(Activity)
Write out every record below exactly, leaving the pictures out.

··· Material supplied ···

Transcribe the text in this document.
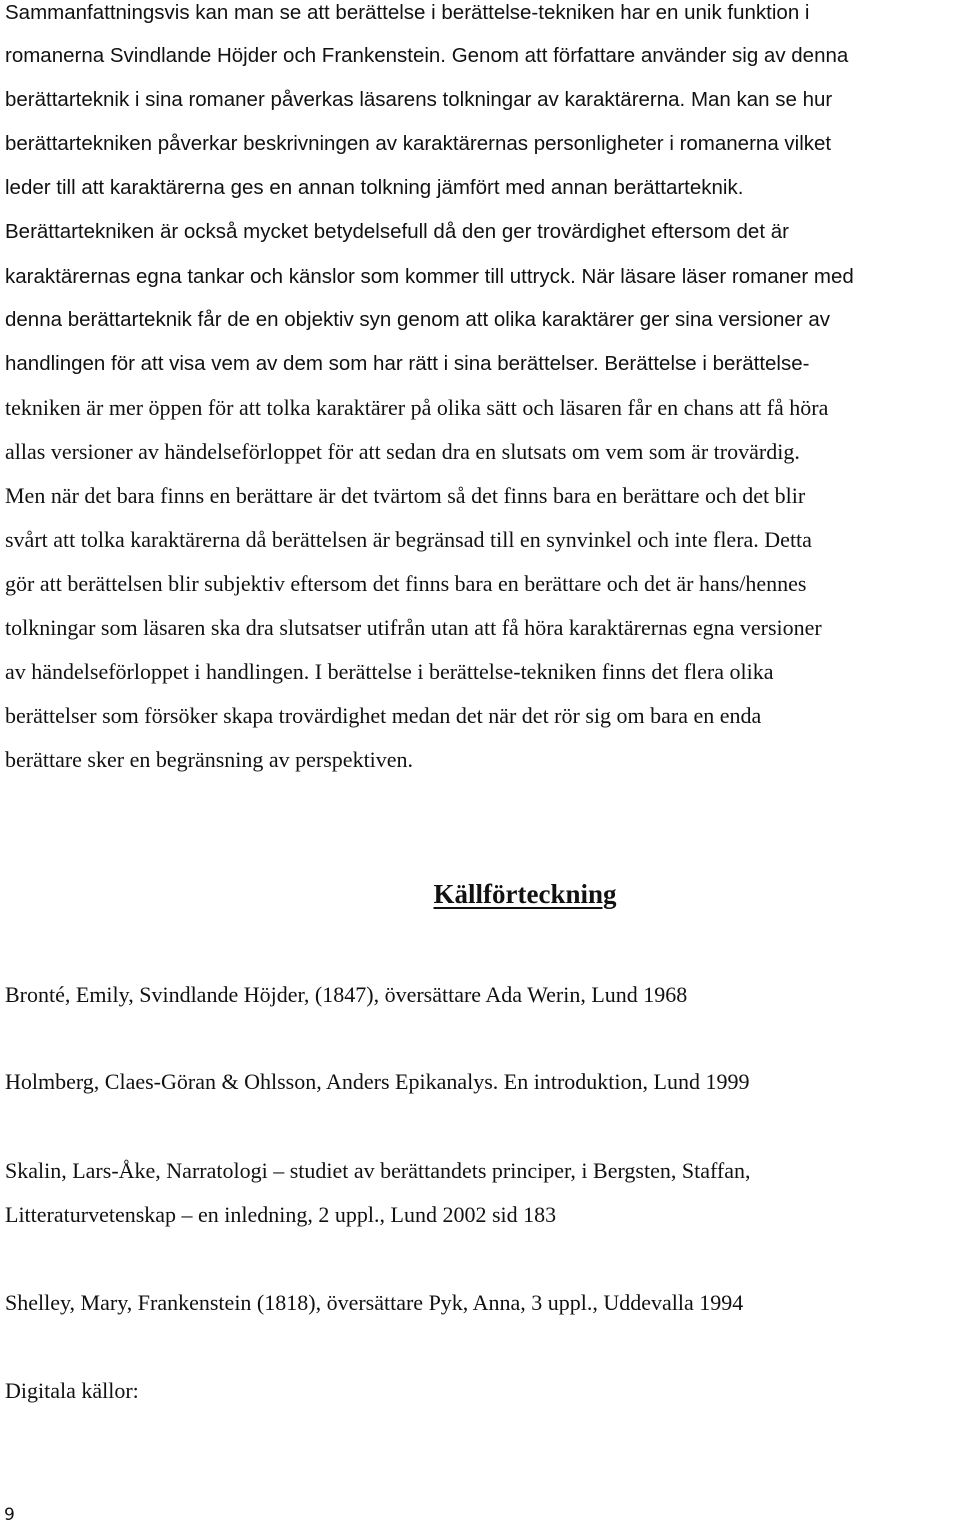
Sammanfattningsvis kan man se att berättelse i berättelse-tekniken har en unik funktion i

romanerna Svindlande Höjder och Frankenstein. Genom att författare använder sig av denna

berättarteknik i sina romaner påverkas läsarens tolkningar av karaktärerna. Man kan se hur

berättartekniken påverkar beskrivningen av karaktärernas personligheter i romanerna vilket

leder till att karaktärerna ges en annan tolkning jämfört med annan berättarteknik.

Berättartekniken är också mycket betydelsefull då den ger trovärdighet eftersom det är

karaktärernas egna tankar och känslor som kommer till uttryck. När läsare läser romaner med

denna berättarteknik får de en objektiv syn genom att olika karaktärer ger sina versioner av

handlingen för att visa vem av dem som har rätt i sina berättelser. Berättelse i berättelse-

tekniken är mer öppen för att tolka karaktärer på olika sätt och läsaren får en chans att få höra

allas versioner av händelseförloppet för att sedan dra en slutsats om vem som är trovärdig.

Men när det bara finns en berättare är det tvärtom så det finns bara en berättare och det blir

svårt att tolka karaktärerna då berättelsen är begränsad till en synvinkel och inte flera. Detta

gör att berättelsen blir subjektiv eftersom det finns bara en berättare och det är hans/hennes

tolkningar som läsaren ska dra slutsatser utifrån utan att få höra karaktärernas egna versioner

av händelseförloppet i handlingen. I berättelse i berättelse-tekniken finns det flera olika

berättelser som försöker skapa trovärdighet medan det när det rör sig om bara en enda

berättare sker en begränsning av perspektiven.

Källförteckning

Bronté, Emily, Svindlande Höjder, (1847), översättare Ada Werin, Lund 1968

Holmberg, Claes-Göran & Ohlsson, Anders Epikanalys. En introduktion, Lund 1999

Skalin, Lars-Åke, Narratologi – studiet av berättandets principer, i Bergsten, Staffan,

Litteraturvetenskap – en inledning, 2 uppl., Lund 2002 sid 183

Shelley, Mary, Frankenstein (1818), översättare Pyk, Anna, 3 uppl., Uddevalla 1994

Digitala källor:

9
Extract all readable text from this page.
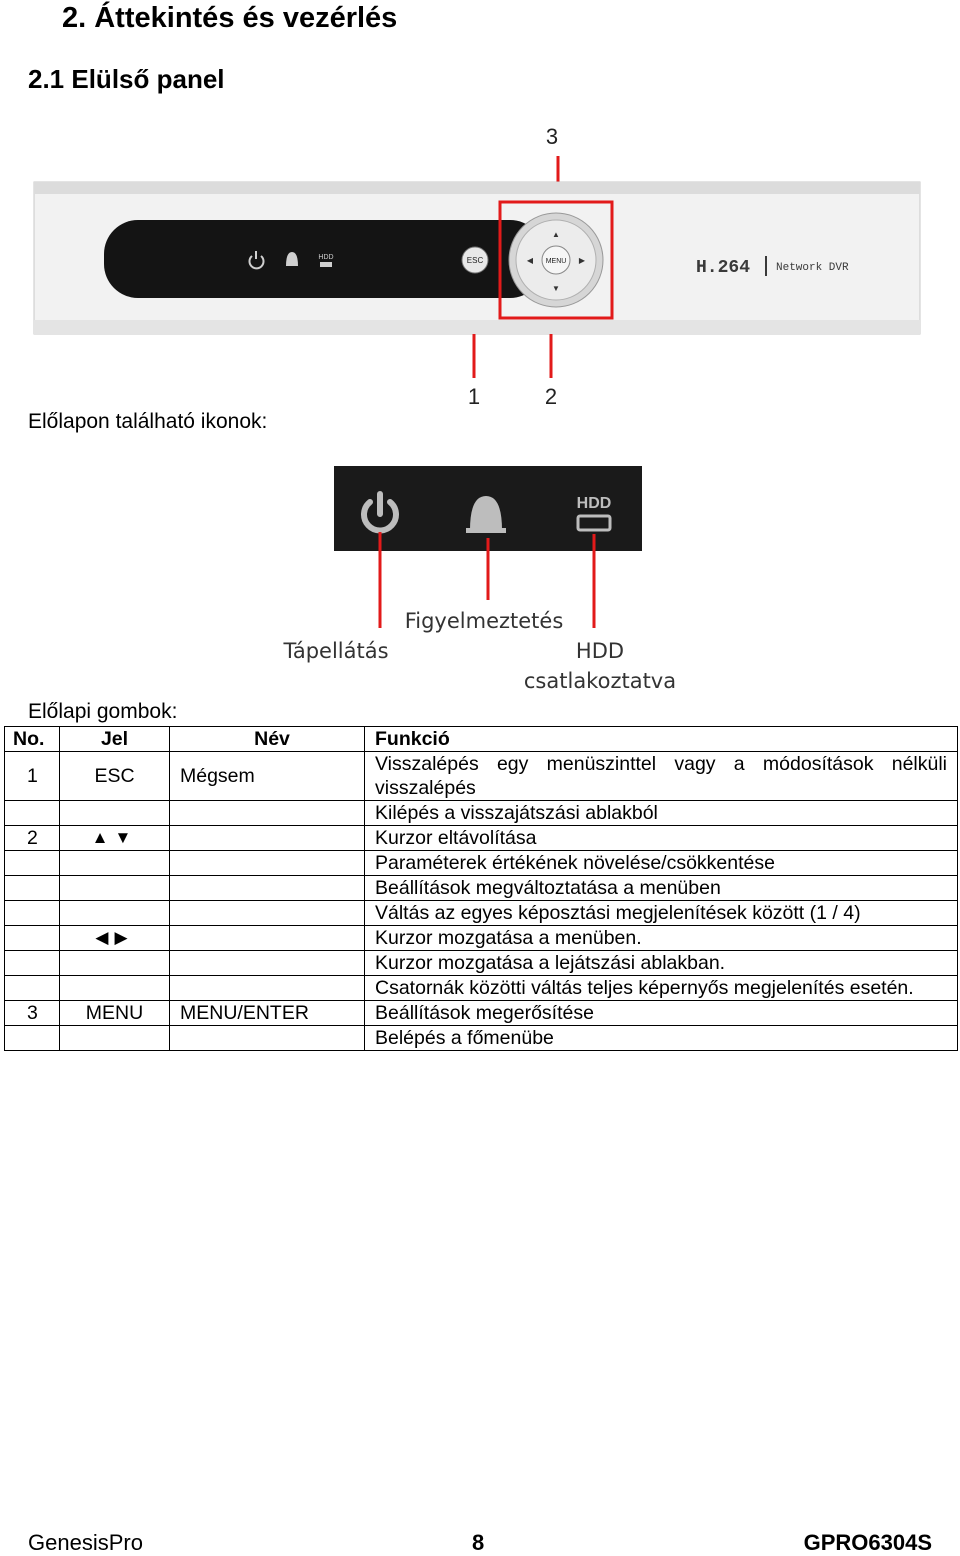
2. Áttekintés és vezérlés
2.1 Elülső panel
3
HDD	ESC	MENU
▲
▼
◀	▶	H.264 Network DVR
1	2
Előlapon található ikonok:
HDD
Tápellátás
Figyelmeztetés
HDD
csatlakoztatva
Előlapi gombok:
No.	Jel	Név	Funkció
1	ESC	Mégsem	Visszalépés egy menüszinttel vagy a módosítások nélküli visszalépés
			Kilépés a visszajátszási ablakból
2	▲▼		Kurzor eltávolítása
			Paraméterek értékének növelése/csökkentése
			Beállítások megváltoztatása a menüben
			Váltás az egyes képosztási megjelenítések között (1 / 4)
	◀▶		Kurzor mozgatása a menüben.
			Kurzor mozgatása a lejátszási ablakban.
			Csatornák közötti váltás teljes képernyős megjelenítés esetén.
3	MENU	MENU/ENTER	Beállítások megerősítése
			Belépés a főmenübe
GenesisPro	8	GPRO6304S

···

(Answer to this problem)
Transcribe the text in this document.
Sammanfattningsvis kan man se att berättelse i berättelse-tekniken har en unik funktion i

romanerna Svindlande Höjder och Frankenstein. Genom att författare använder sig av denna

berättarteknik i sina romaner påverkas läsarens tolkningar av karaktärerna. Man kan se hur

berättartekniken påverkar beskrivningen av karaktärernas personligheter i romanerna vilket

leder till att karaktärerna ges en annan tolkning jämfört med annan berättarteknik.

Berättartekniken är också mycket betydelsefull då den ger trovärdighet eftersom det är

karaktärernas egna tankar och känslor som kommer till uttryck. När läsare läser romaner med

denna berättarteknik får de en objektiv syn genom att olika karaktärer ger sina versioner av

handlingen för att visa vem av dem som har rätt i sina berättelser. Berättelse i berättelse-

tekniken är mer öppen för att tolka karaktärer på olika sätt och läsaren får en chans att få höra

allas versioner av händelseförloppet för att sedan dra en slutsats om vem som är trovärdig.

Men när det bara finns en berättare är det tvärtom så det finns bara en berättare och det blir

svårt att tolka karaktärerna då berättelsen är begränsad till en synvinkel och inte flera. Detta

gör att berättelsen blir subjektiv eftersom det finns bara en berättare och det är hans/hennes

tolkningar som läsaren ska dra slutsatser utifrån utan att få höra karaktärernas egna versioner

av händelseförloppet i handlingen. I berättelse i berättelse-tekniken finns det flera olika

berättelser som försöker skapa trovärdighet medan det när det rör sig om bara en enda

berättare sker en begränsning av perspektiven.

Källförteckning

Bronté, Emily, Svindlande Höjder, (1847), översättare Ada Werin, Lund 1968

Holmberg, Claes-Göran & Ohlsson, Anders Epikanalys. En introduktion, Lund 1999

Skalin, Lars-Åke, Narratologi – studiet av berättandets principer, i Bergsten, Staffan,

Litteraturvetenskap – en inledning, 2 uppl., Lund 2002 sid 183

Shelley, Mary, Frankenstein (1818), översättare Pyk, Anna, 3 uppl., Uddevalla 1994

Digitala källor:

9
Extract all readable text from this page.
2. Áttekintés és vezérlés
2.1 Elülső panel
3
HDD	ESC	MENU
▲
▼
◀	▶	H.264 Network DVR
1	2
Előlapon található ikonok:
HDD
Tápellátás
Figyelmeztetés
HDD
csatlakoztatva
Előlapi gombok:
No.	Jel	Név	Funkció
1	ESC	Mégsem	Visszalépés egy menüszinttel vagy a módosítások nélküli visszalépés
			Kilépés a visszajátszási ablakból
2	▲▼		Kurzor eltávolítása
			Paraméterek értékének növelése/csökkentése
			Beállítások megváltoztatása a menüben
			Váltás az egyes képosztási megjelenítések között (1 / 4)
	◀▶		Kurzor mozgatása a menüben.
			Kurzor mozgatása a lejátszási ablakban.
			Csatornák közötti váltás teljes képernyős megjelenítés esetén.
3	MENU	MENU/ENTER	Beállítások megerősítése
			Belépés a főmenübe
GenesisPro	8	GPRO6304S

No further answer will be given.